■ **REQUIRED WORK**
Your answer should be a single number: the count of lines containing the string "values".
-*-*-
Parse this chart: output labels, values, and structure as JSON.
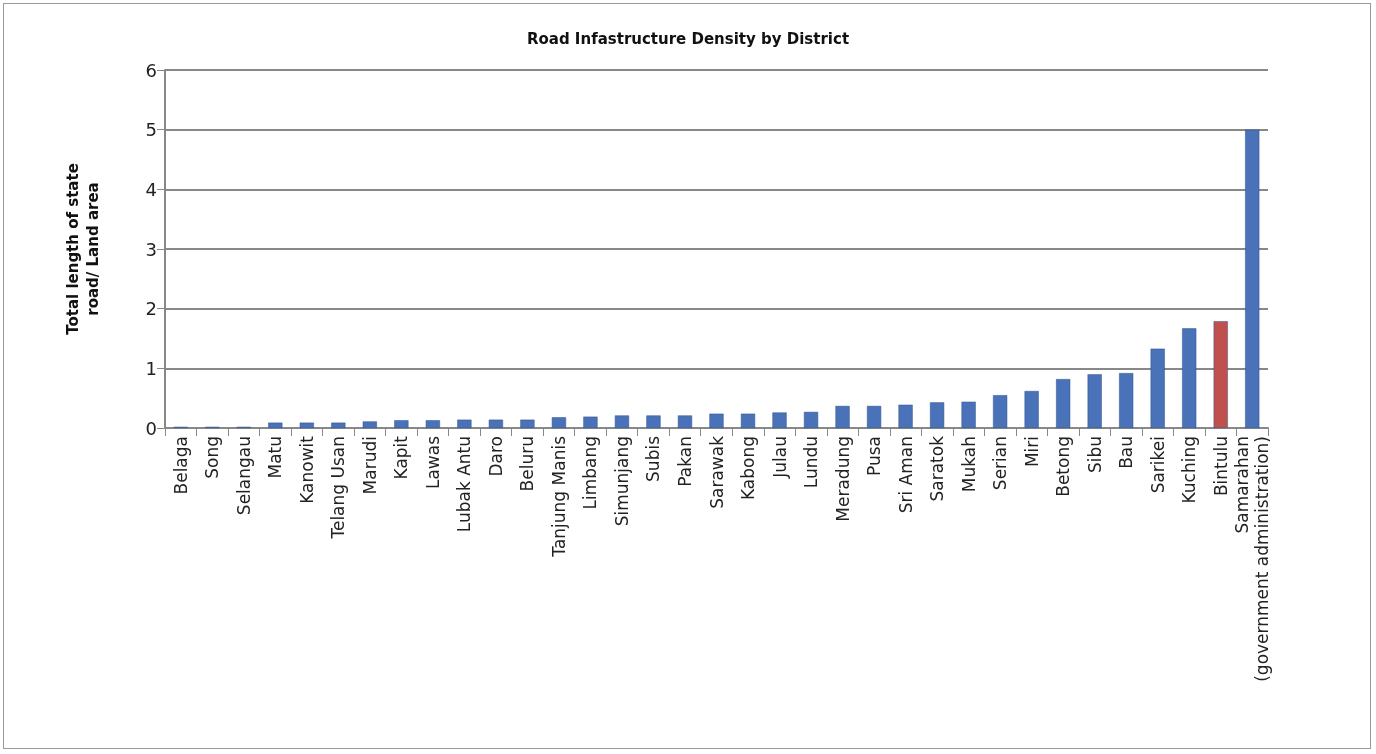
{
  "chart_data": {
    "type": "bar",
    "title": "Road Infastructure Density by District",
    "ylabel": "Total length of state\nroad/ Land area",
    "categories": [
      "Belaga",
      "Song",
      "Selangau",
      "Matu",
      "Kanowit",
      "Telang Usan",
      "Marudi",
      "Kapit",
      "Lawas",
      "Lubak Antu",
      "Daro",
      "Beluru",
      "Tanjung Manis",
      "Limbang",
      "Simunjang",
      "Subis",
      "Pakan",
      "Sarawak",
      "Kabong",
      "Julau",
      "Lundu",
      "Meradung",
      "Pusa",
      "Sri Aman",
      "Saratok",
      "Mukah",
      "Serian",
      "Miri",
      "Betong",
      "Sibu",
      "Bau",
      "Sarikei",
      "Kuching",
      "Bintulu",
      "Samarahan\n(government administration)"
    ],
    "values": [
      0.02,
      0.02,
      0.02,
      0.09,
      0.09,
      0.09,
      0.11,
      0.13,
      0.13,
      0.14,
      0.14,
      0.14,
      0.18,
      0.19,
      0.21,
      0.21,
      0.21,
      0.24,
      0.24,
      0.26,
      0.27,
      0.37,
      0.37,
      0.39,
      0.43,
      0.44,
      0.55,
      0.62,
      0.82,
      0.9,
      0.92,
      1.33,
      1.67,
      1.79,
      5.0
    ],
    "colors": [
      "#4a72b8",
      "#4a72b8",
      "#4a72b8",
      "#4a72b8",
      "#4a72b8",
      "#4a72b8",
      "#4a72b8",
      "#4a72b8",
      "#4a72b8",
      "#4a72b8",
      "#4a72b8",
      "#4a72b8",
      "#4a72b8",
      "#4a72b8",
      "#4a72b8",
      "#4a72b8",
      "#4a72b8",
      "#4a72b8",
      "#4a72b8",
      "#4a72b8",
      "#4a72b8",
      "#4a72b8",
      "#4a72b8",
      "#4a72b8",
      "#4a72b8",
      "#4a72b8",
      "#4a72b8",
      "#4a72b8",
      "#4a72b8",
      "#4a72b8",
      "#4a72b8",
      "#4a72b8",
      "#4a72b8",
      "#c0504d",
      "#4a72b8"
    ],
    "ylim": [
      0,
      6
    ],
    "yticks": [
      0,
      1,
      2,
      3,
      4,
      5,
      6
    ],
    "grid": "y"
  }
}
-*-*-
■ **RESULT**
2